**Available records**

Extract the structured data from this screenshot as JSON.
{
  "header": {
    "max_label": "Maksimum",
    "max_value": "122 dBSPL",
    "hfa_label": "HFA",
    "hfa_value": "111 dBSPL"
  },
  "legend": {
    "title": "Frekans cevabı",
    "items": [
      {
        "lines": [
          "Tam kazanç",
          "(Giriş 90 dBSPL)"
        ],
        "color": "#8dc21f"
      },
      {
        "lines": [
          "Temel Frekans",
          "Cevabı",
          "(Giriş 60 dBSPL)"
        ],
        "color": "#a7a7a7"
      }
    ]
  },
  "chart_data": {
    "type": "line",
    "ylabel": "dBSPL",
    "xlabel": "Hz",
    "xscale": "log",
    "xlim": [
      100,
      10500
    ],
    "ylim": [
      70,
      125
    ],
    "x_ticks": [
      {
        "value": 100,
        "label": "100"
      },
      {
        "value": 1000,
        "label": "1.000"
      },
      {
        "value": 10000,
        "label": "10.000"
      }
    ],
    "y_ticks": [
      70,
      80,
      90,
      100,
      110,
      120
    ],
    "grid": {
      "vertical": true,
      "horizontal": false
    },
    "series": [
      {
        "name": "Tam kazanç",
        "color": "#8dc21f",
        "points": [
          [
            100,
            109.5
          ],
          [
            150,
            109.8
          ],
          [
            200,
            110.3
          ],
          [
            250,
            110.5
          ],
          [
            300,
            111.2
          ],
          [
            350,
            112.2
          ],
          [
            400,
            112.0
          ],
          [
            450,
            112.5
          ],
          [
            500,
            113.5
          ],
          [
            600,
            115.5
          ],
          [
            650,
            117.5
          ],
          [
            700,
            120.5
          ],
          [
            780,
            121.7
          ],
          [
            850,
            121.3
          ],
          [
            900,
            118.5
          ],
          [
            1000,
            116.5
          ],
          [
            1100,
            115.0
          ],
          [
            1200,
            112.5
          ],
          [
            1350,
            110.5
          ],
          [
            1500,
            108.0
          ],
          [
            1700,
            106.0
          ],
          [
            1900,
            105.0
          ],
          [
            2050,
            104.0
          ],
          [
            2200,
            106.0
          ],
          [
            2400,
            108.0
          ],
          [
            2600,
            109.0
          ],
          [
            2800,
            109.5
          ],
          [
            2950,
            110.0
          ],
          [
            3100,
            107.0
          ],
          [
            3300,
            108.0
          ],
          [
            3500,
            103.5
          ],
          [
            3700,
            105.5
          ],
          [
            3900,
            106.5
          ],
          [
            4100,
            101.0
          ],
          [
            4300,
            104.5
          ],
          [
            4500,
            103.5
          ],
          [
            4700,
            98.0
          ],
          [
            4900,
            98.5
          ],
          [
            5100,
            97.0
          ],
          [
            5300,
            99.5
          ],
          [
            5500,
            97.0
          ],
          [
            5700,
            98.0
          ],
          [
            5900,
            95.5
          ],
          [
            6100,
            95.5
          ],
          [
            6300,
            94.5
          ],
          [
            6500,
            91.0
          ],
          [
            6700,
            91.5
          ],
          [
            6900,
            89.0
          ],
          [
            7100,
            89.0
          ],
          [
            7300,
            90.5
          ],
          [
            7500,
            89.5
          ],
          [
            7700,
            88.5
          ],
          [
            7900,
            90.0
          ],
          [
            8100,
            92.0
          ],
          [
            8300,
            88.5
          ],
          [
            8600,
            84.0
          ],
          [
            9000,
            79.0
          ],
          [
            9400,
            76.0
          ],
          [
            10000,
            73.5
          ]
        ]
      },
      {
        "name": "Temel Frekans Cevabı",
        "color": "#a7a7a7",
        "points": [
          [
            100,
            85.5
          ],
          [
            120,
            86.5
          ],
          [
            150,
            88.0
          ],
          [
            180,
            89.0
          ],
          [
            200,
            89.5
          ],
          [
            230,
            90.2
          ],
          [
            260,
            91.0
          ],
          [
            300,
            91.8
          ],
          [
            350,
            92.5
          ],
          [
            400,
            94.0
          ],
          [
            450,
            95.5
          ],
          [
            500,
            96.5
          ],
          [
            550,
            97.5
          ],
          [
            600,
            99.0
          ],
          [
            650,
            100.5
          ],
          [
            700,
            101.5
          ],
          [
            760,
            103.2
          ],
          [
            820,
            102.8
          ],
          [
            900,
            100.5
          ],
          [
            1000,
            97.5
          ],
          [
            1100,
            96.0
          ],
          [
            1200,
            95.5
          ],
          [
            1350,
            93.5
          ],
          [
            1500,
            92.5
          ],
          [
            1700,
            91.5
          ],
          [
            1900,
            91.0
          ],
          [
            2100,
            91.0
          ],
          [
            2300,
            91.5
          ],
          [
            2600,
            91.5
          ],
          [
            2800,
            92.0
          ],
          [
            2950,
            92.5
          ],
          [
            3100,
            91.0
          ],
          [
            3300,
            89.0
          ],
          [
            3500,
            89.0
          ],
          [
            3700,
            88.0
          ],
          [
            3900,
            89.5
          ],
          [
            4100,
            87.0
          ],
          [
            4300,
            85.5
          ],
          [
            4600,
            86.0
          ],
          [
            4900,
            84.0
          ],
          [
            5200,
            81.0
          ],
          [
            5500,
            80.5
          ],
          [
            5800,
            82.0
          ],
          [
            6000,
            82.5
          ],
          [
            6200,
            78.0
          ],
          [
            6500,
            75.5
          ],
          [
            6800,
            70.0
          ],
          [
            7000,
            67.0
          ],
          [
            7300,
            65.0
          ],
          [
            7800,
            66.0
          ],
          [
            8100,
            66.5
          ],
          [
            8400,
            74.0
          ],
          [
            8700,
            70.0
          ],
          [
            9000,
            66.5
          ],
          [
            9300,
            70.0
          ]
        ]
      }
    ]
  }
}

**Written request**
Copy each record from above exactly, and include every line.

**Task result**
Extract the structured data from this screenshot as JSON.
{
  "header": {
    "max_label": "Maksimum",
    "max_value": "122 dBSPL",
    "hfa_label": "HFA",
    "hfa_value": "111 dBSPL"
  },
  "legend": {
    "title": "Frekans cevabı",
    "items": [
      {
        "lines": [
          "Tam kazanç",
          "(Giriş 90 dBSPL)"
        ],
        "color": "#8dc21f"
      },
      {
        "lines": [
          "Temel Frekans",
          "Cevabı",
          "(Giriş 60 dBSPL)"
        ],
        "color": "#a7a7a7"
      }
    ]
  },
  "chart_data": {
    "type": "line",
    "ylabel": "dBSPL",
    "xlabel": "Hz",
    "xscale": "log",
    "xlim": [
      100,
      10500
    ],
    "ylim": [
      70,
      125
    ],
    "x_ticks": [
      {
        "value": 100,
        "label": "100"
      },
      {
        "value": 1000,
        "label": "1.000"
      },
      {
        "value": 10000,
        "label": "10.000"
      }
    ],
    "y_ticks": [
      70,
      80,
      90,
      100,
      110,
      120
    ],
    "grid": {
      "vertical": true,
      "horizontal": false
    },
    "series": [
      {
        "name": "Tam kazanç",
        "color": "#8dc21f",
        "points": [
          [
            100,
            109.5
          ],
          [
            150,
            109.8
          ],
          [
            200,
            110.3
          ],
          [
            250,
            110.5
          ],
          [
            300,
            111.2
          ],
          [
            350,
            112.2
          ],
          [
            400,
            112.0
          ],
          [
            450,
            112.5
          ],
          [
            500,
            113.5
          ],
          [
            600,
            115.5
          ],
          [
            650,
            117.5
          ],
          [
            700,
            120.5
          ],
          [
            780,
            121.7
          ],
          [
            850,
            121.3
          ],
          [
            900,
            118.5
          ],
          [
            1000,
            116.5
          ],
          [
            1100,
            115.0
          ],
          [
            1200,
            112.5
          ],
          [
            1350,
            110.5
          ],
          [
            1500,
            108.0
          ],
          [
            1700,
            106.0
          ],
          [
            1900,
            105.0
          ],
          [
            2050,
            104.0
          ],
          [
            2200,
            106.0
          ],
          [
            2400,
            108.0
          ],
          [
            2600,
            109.0
          ],
          [
            2800,
            109.5
          ],
          [
            2950,
            110.0
          ],
          [
            3100,
            107.0
          ],
          [
            3300,
            108.0
          ],
          [
            3500,
            103.5
          ],
          [
            3700,
            105.5
          ],
          [
            3900,
            106.5
          ],
          [
            4100,
            101.0
          ],
          [
            4300,
            104.5
          ],
          [
            4500,
            103.5
          ],
          [
            4700,
            98.0
          ],
          [
            4900,
            98.5
          ],
          [
            5100,
            97.0
          ],
          [
            5300,
            99.5
          ],
          [
            5500,
            97.0
          ],
          [
            5700,
            98.0
          ],
          [
            5900,
            95.5
          ],
          [
            6100,
            95.5
          ],
          [
            6300,
            94.5
          ],
          [
            6500,
            91.0
          ],
          [
            6700,
            91.5
          ],
          [
            6900,
            89.0
          ],
          [
            7100,
            89.0
          ],
          [
            7300,
            90.5
          ],
          [
            7500,
            89.5
          ],
          [
            7700,
            88.5
          ],
          [
            7900,
            90.0
          ],
          [
            8100,
            92.0
          ],
          [
            8300,
            88.5
          ],
          [
            8600,
            84.0
          ],
          [
            9000,
            79.0
          ],
          [
            9400,
            76.0
          ],
          [
            10000,
            73.5
          ]
        ]
      },
      {
        "name": "Temel Frekans Cevabı",
        "color": "#a7a7a7",
        "points": [
          [
            100,
            85.5
          ],
          [
            120,
            86.5
          ],
          [
            150,
            88.0
          ],
          [
            180,
            89.0
          ],
          [
            200,
            89.5
          ],
          [
            230,
            90.2
          ],
          [
            260,
            91.0
          ],
          [
            300,
            91.8
          ],
          [
            350,
            92.5
          ],
          [
            400,
            94.0
          ],
          [
            450,
            95.5
          ],
          [
            500,
            96.5
          ],
          [
            550,
            97.5
          ],
          [
            600,
            99.0
          ],
          [
            650,
            100.5
          ],
          [
            700,
            101.5
          ],
          [
            760,
            103.2
          ],
          [
            820,
            102.8
          ],
          [
            900,
            100.5
          ],
          [
            1000,
            97.5
          ],
          [
            1100,
            96.0
          ],
          [
            1200,
            95.5
          ],
          [
            1350,
            93.5
          ],
          [
            1500,
            92.5
          ],
          [
            1700,
            91.5
          ],
          [
            1900,
            91.0
          ],
          [
            2100,
            91.0
          ],
          [
            2300,
            91.5
          ],
          [
            2600,
            91.5
          ],
          [
            2800,
            92.0
          ],
          [
            2950,
            92.5
          ],
          [
            3100,
            91.0
          ],
          [
            3300,
            89.0
          ],
          [
            3500,
            89.0
          ],
          [
            3700,
            88.0
          ],
          [
            3900,
            89.5
          ],
          [
            4100,
            87.0
          ],
          [
            4300,
            85.5
          ],
          [
            4600,
            86.0
          ],
          [
            4900,
            84.0
          ],
          [
            5200,
            81.0
          ],
          [
            5500,
            80.5
          ],
          [
            5800,
            82.0
          ],
          [
            6000,
            82.5
          ],
          [
            6200,
            78.0
          ],
          [
            6500,
            75.5
          ],
          [
            6800,
            70.0
          ],
          [
            7000,
            67.0
          ],
          [
            7300,
            65.0
          ],
          [
            7800,
            66.0
          ],
          [
            8100,
            66.5
          ],
          [
            8400,
            74.0
          ],
          [
            8700,
            70.0
          ],
          [
            9000,
            66.5
          ],
          [
            9300,
            70.0
          ]
        ]
      }
    ]
  }
}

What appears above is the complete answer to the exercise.